• _Written exercise_: The answer should be a single number: how many lines of the entries below hold the word "title".

• _Recorded data_:

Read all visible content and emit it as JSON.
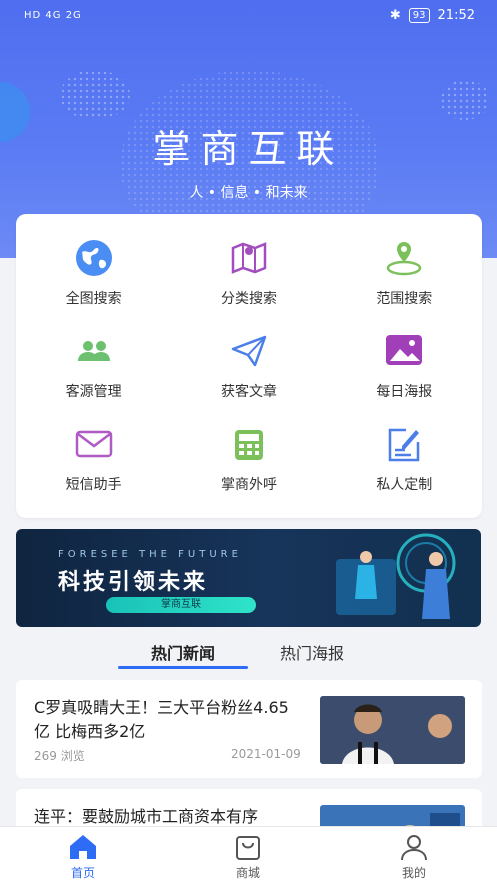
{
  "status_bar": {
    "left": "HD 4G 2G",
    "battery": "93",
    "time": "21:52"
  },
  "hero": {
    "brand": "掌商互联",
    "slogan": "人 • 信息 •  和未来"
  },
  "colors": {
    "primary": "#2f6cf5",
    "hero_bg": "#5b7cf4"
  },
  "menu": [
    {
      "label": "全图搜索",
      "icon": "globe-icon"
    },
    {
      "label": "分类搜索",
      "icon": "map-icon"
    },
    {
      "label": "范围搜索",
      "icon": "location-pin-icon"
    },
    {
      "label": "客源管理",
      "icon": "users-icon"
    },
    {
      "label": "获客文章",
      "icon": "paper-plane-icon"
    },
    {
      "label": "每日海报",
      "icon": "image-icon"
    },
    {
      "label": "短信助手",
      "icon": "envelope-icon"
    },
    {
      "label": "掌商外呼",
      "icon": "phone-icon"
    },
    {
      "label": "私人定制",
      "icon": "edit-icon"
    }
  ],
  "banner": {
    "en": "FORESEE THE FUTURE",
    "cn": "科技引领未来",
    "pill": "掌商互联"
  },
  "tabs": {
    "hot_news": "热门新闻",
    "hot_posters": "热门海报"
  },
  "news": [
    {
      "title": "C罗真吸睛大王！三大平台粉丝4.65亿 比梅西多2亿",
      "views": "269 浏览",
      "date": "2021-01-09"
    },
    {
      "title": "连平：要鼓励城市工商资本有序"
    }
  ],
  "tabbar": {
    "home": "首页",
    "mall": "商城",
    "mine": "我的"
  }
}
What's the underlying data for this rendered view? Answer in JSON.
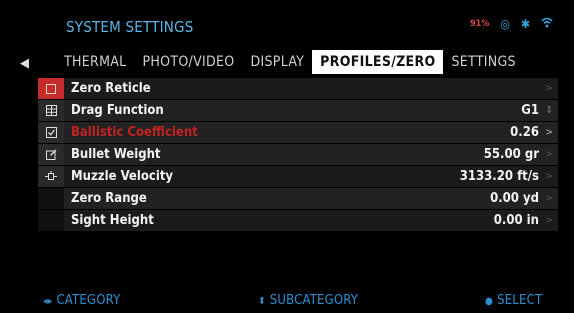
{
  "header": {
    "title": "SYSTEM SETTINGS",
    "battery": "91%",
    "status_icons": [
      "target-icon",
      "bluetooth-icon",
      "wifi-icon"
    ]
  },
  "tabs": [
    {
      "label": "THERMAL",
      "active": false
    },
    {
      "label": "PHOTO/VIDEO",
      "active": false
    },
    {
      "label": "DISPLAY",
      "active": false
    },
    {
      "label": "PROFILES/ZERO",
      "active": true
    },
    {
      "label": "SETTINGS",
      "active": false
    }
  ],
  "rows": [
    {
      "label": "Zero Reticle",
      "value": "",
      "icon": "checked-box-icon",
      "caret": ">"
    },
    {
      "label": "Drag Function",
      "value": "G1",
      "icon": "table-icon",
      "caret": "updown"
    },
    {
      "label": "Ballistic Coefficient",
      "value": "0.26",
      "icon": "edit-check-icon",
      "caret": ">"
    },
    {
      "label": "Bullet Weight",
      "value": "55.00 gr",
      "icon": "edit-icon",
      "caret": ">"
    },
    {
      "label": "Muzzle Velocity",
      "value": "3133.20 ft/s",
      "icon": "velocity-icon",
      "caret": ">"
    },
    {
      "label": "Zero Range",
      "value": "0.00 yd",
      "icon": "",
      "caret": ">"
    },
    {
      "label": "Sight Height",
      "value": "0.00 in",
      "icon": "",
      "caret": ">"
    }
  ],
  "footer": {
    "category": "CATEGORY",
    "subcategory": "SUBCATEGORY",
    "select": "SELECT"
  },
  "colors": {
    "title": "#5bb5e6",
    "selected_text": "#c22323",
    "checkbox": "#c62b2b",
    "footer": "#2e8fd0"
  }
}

• _Final answer_: 4